- Objective: Which lines contain the word "Hotton"? Return each of them as written.

- Extracted data:
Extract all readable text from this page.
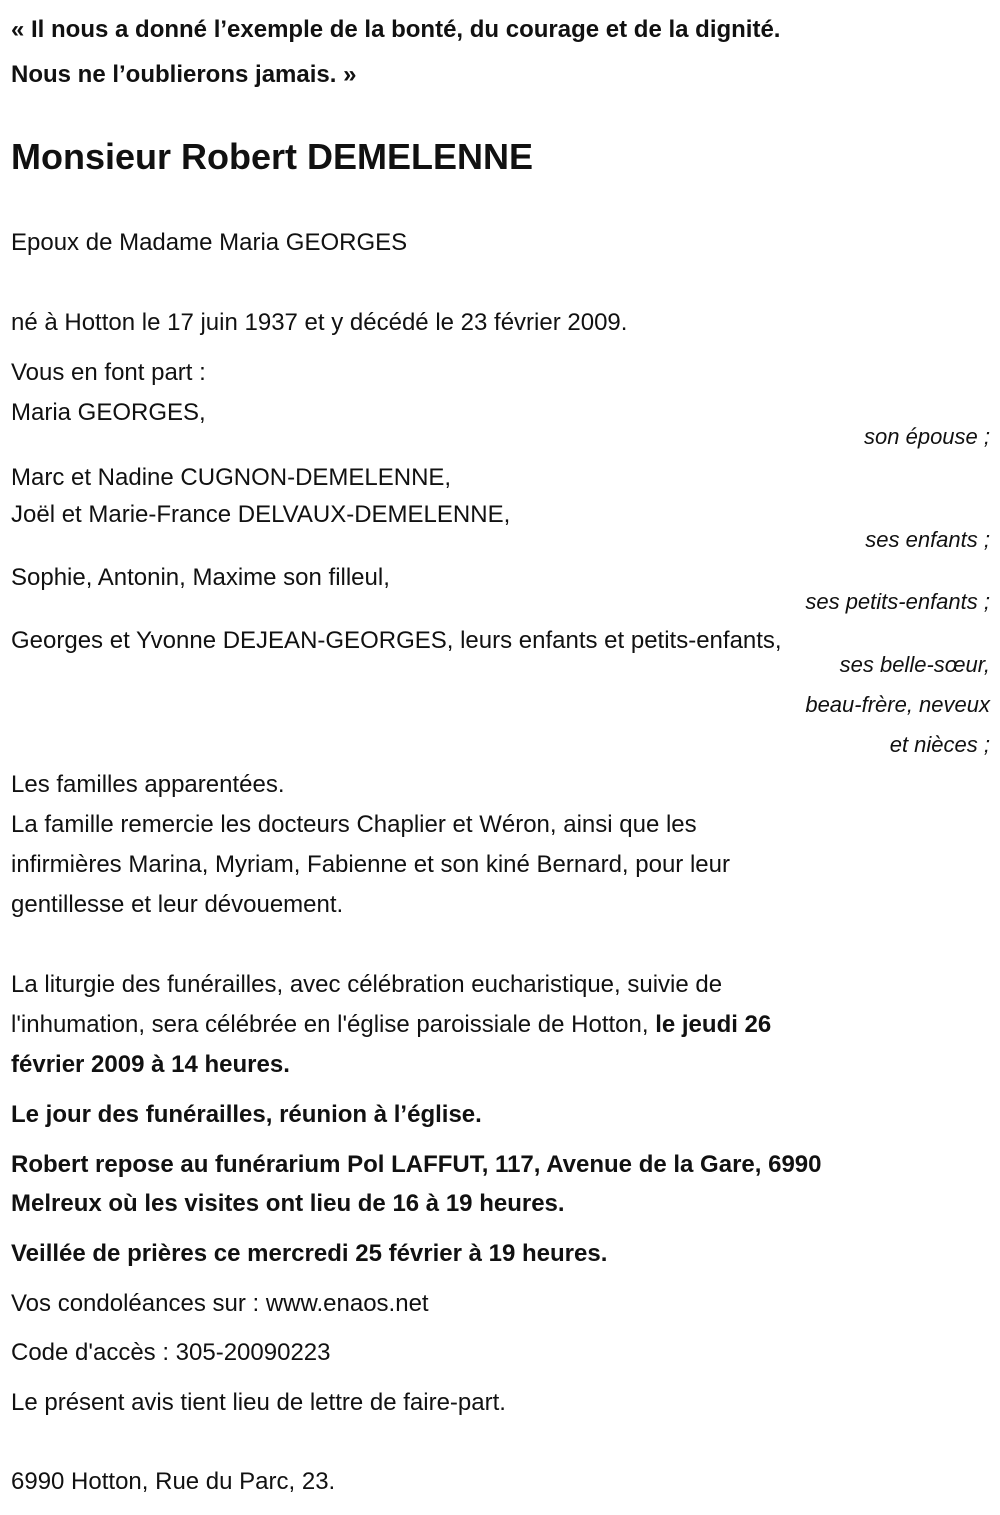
« Il nous a donné l’exemple de la bonté, du courage et de la dignité.
Nous ne l’oublierons jamais. »
Monsieur Robert DEMELENNE
Epoux de Madame Maria GEORGES
né à Hotton le 17 juin 1937 et y décédé le 23 février 2009.
Vous en font part :
Maria GEORGES,
son épouse ;
Marc et Nadine CUGNON-DEMELENNE,
Joël et Marie-France DELVAUX-DEMELENNE,
ses enfants ;
Sophie, Antonin, Maxime son filleul,
ses petits-enfants ;
Georges et Yvonne DEJEAN-GEORGES, leurs enfants et petits-enfants,
ses belle-sœur,
beau-frère, neveux
et nièces ;
Les familles apparentées.
La famille remercie les docteurs Chaplier et Wéron, ainsi que les
infirmières Marina, Myriam, Fabienne et son kiné Bernard, pour leur
gentillesse et leur dévouement.
La liturgie des funérailles, avec célébration eucharistique, suivie de
l'inhumation, sera célébrée en l'église paroissiale de Hotton, le jeudi 26
février 2009 à 14 heures.
Le jour des funérailles, réunion à l’église.
Robert repose au funérarium Pol LAFFUT, 117, Avenue de la Gare, 6990
Melreux où les visites ont lieu de 16 à 19 heures.
Veillée de prières ce mercredi 25 février à 19 heures.
Vos condoléances sur : www.enaos.net
Code d'accès : 305-20090223
Le présent avis tient lieu de lettre de faire-part.
6990 Hotton, Rue du Parc, 23.
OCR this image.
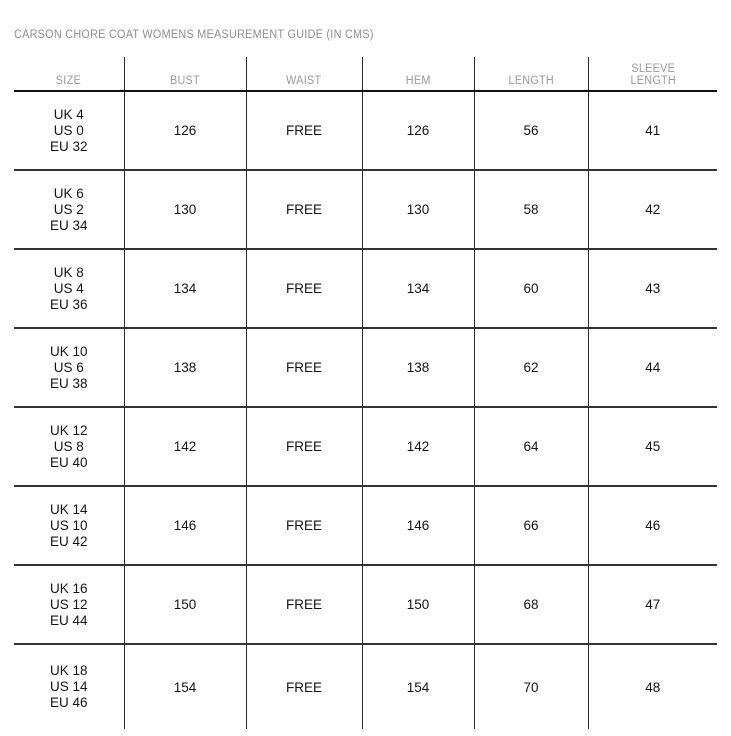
CARSON CHORE COAT WOMENS MEASUREMENT GUIDE (IN CMS)
SIZE	BUST	WAIST	HEM	LENGTH	SLEEVE
LENGTH

UK 4
US 0
EU 32	126	FREE	126	56	41

UK 6
US 2
EU 34	130	FREE	130	58	42

UK 8
US 4
EU 36	134	FREE	134	60	43

UK 10
US 6
EU 38	138	FREE	138	62	44

UK 12
US 8
EU 40	142	FREE	142	64	45

UK 14
US 10
EU 42	146	FREE	146	66	46

UK 16
US 12
EU 44	150	FREE	150	68	47

UK 18
US 14
EU 46	154	FREE	154	70	48
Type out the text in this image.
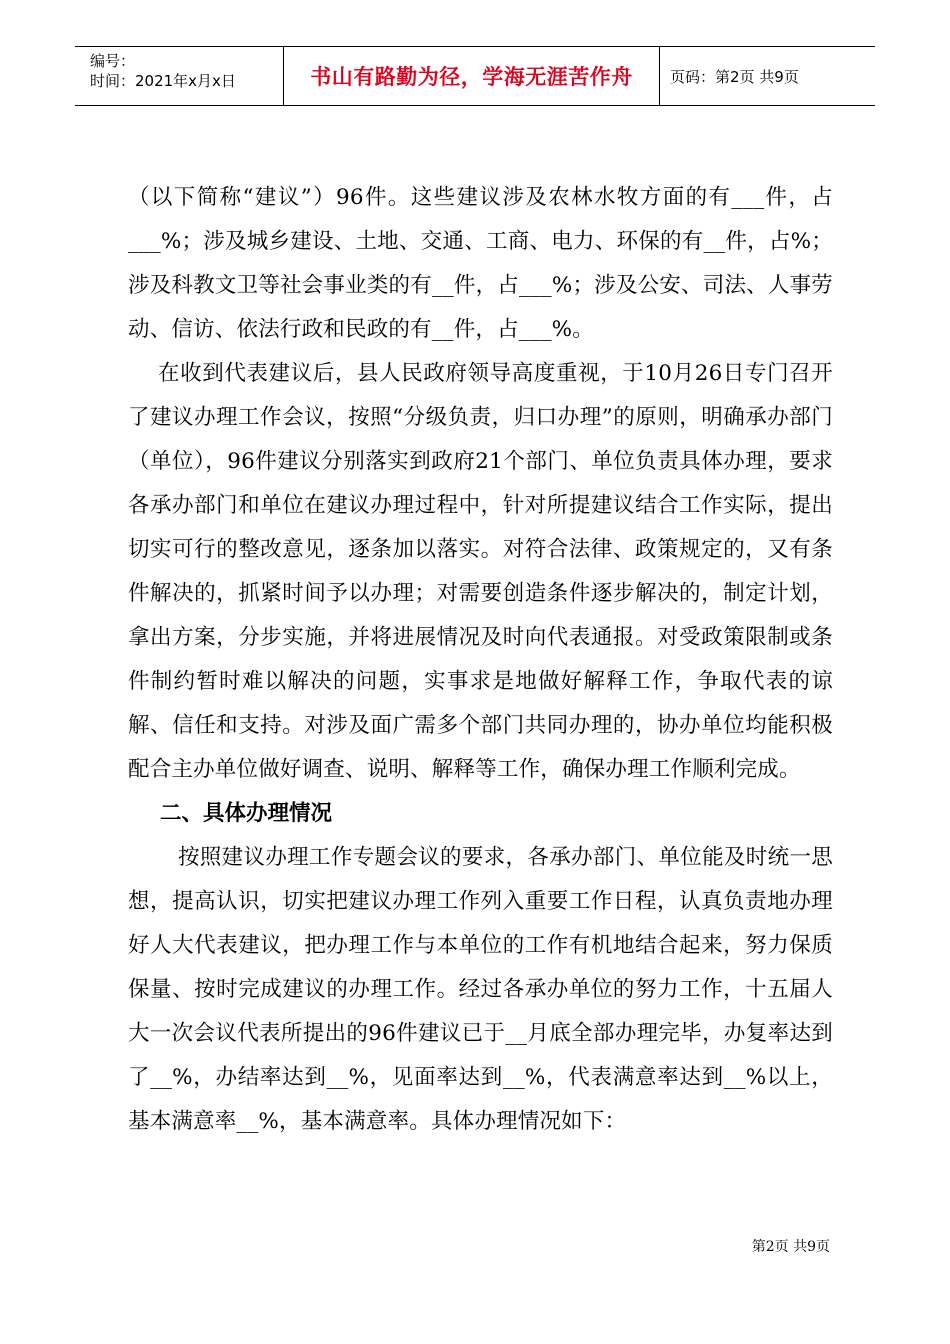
编号：
时间：2021年x月x日	书山有路勤为径，学海无涯苦作舟	页码：第2页 共9页

（以下简称“建议”）96件。这些建议涉及农林水牧方面的有___件，占___%；涉及城乡建设、土地、交通、工商、电力、环保的有__件，占%；涉及科教文卫等社会事业类的有__件，占___%；涉及公安、司法、人事劳动、信访、依法行政和民政的有__件，占___%。

在收到代表建议后，县人民政府领导高度重视，于10月26日专门召开了建议办理工作会议，按照“分级负责，归口办理”的原则，明确承办部门（单位），96件建议分别落实到政府21个部门、单位负责具体办理，要求各承办部门和单位在建议办理过程中，针对所提建议结合工作实际，提出切实可行的整改意见，逐条加以落实。对符合法律、政策规定的，又有条件解决的，抓紧时间予以办理；对需要创造条件逐步解决的，制定计划，拿出方案，分步实施，并将进展情况及时向代表通报。对受政策限制或条件制约暂时难以解决的问题，实事求是地做好解释工作，争取代表的谅解、信任和支持。对涉及面广需多个部门共同办理的，协办单位均能积极配合主办单位做好调查、说明、解释等工作，确保办理工作顺利完成。

二、具体办理情况

按照建议办理工作专题会议的要求，各承办部门、单位能及时统一思想，提高认识，切实把建议办理工作列入重要工作日程，认真负责地办理好人大代表建议，把办理工作与本单位的工作有机地结合起来，努力保质保量、按时完成建议的办理工作。经过各承办单位的努力工作，十五届人大一次会议代表所提出的96件建议已于__月底全部办理完毕，办复率达到了__%，办结率达到__%，见面率达到__%，代表满意率达到__%以上，基本满意率__%，基本满意率。具体办理情况如下：

第2页 共9页
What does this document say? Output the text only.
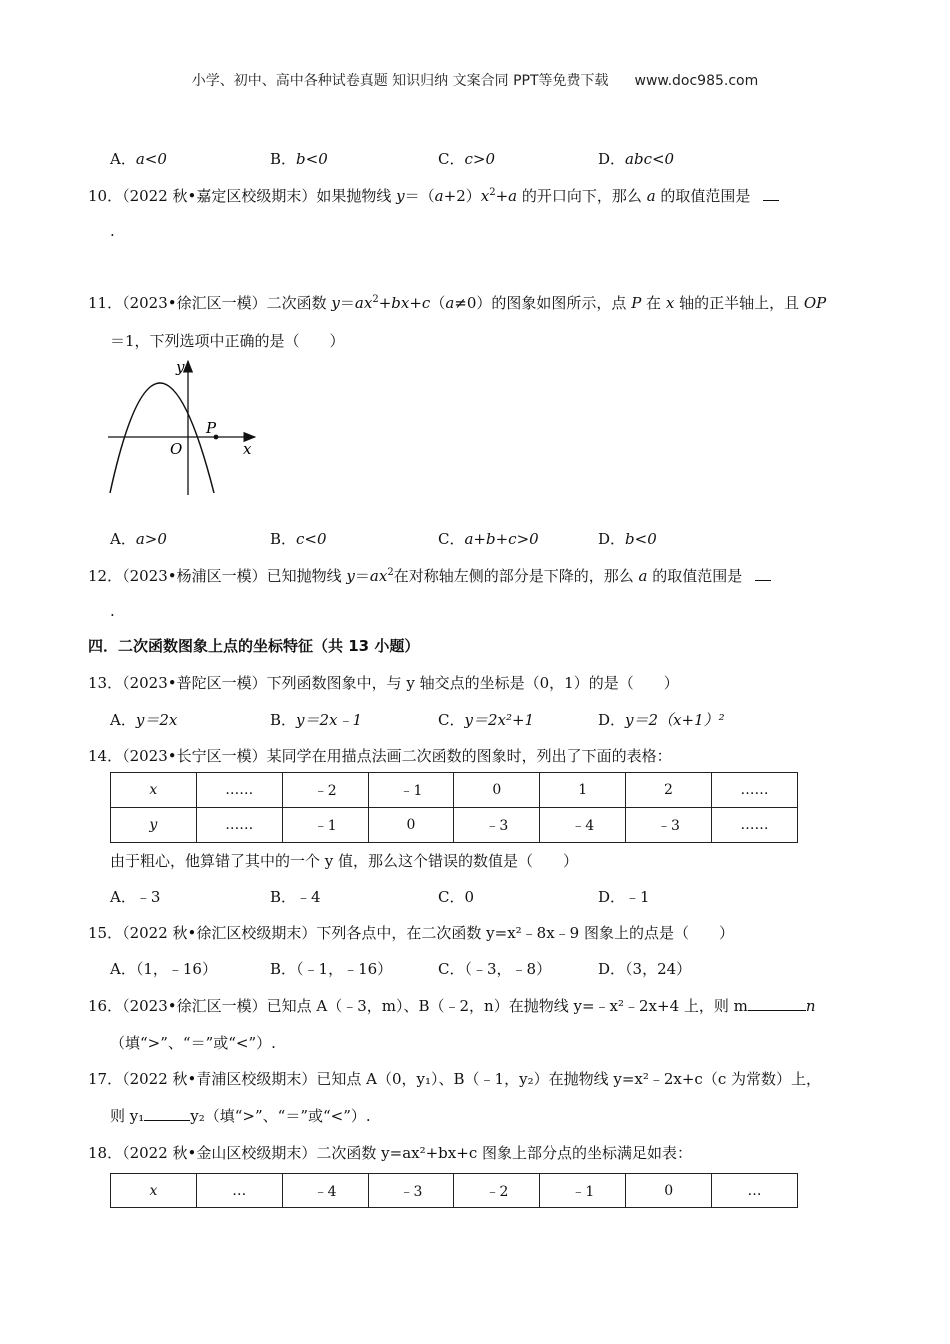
小学、初中、高中各种试卷真题 知识归纳 文案合同 PPT等免费下载 www.doc985.com
A．a<0	B．b<0	C．c>0	D．abc<0
10．（2022 秋•嘉定区校级期末）如果抛物线 $y=(a+2)x^2+a$ 的开口向下，那么 a 的取值范围是
.
11．（2023•徐汇区一模）二次函数 $y=ax^2+bx+c(a\ne 0)$的图象如图所示，点 P 在 x 轴的正半轴上，且 OP
＝1，下列选项中正确的是（　　）
y
x
O
P
A．a>0	B．c<0	C．a+b+c>0	D．b<0
12．（2023•杨浦区一模）已知抛物线 $y=ax^2$在对称轴左侧的部分是下降的，那么 a 的取值范围是
.
四．二次函数图象上点的坐标特征（共 13 小题）
13．（2023•普陀区一模）下列函数图象中，与 y 轴交点的坐标是（0，1）的是（　　）
A．y＝2x	B．y＝2x﹣1	C．y＝2x²+1	D．y＝2（x+1）²
14．（2023•长宁区一模）某同学在用描点法画二次函数的图象时，列出了下面的表格：
x	……	﹣2	﹣1	0	1	2	……
y	……	﹣1	0	﹣3	﹣4	﹣3	……
由于粗心，他算错了其中的一个 y 值，那么这个错误的数值是（　　）
A．﹣3	B．﹣4	C．0	D．﹣1
15．（2022 秋•徐汇区校级期末）下列各点中，在二次函数 y=x²﹣8x﹣9 图象上的点是（　　）
A．（1，﹣16）	B．（﹣1，﹣16）	C．（﹣3，﹣8）	D．（3，24）
16．（2023•徐汇区一模）已知点 A（﹣3，m）、B（﹣2，n）在抛物线 y=﹣x²﹣2x+4 上，则 m	n
（填“>”、“＝”或“<”）.
17．（2022 秋•青浦区校级期末）已知点 A（0，y₁）、B（﹣1，y₂）在抛物线 y=x²﹣2x+c（c 为常数）上，
则 y₁	y₂（填“>”、“＝”或“<”）.
18．（2022 秋•金山区校级期末）二次函数 y=ax²+bx+c 图象上部分点的坐标满足如表：
x	…	﹣4	﹣3	﹣2	﹣1	0	…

- Task response:
né à Hotton le 17 juin 1937 et y décédé le 23 février 2009.
l'inhumation, sera célébrée en l'église paroissiale de Hotton, le jeudi 26
6990 Hotton, Rue du Parc, 23.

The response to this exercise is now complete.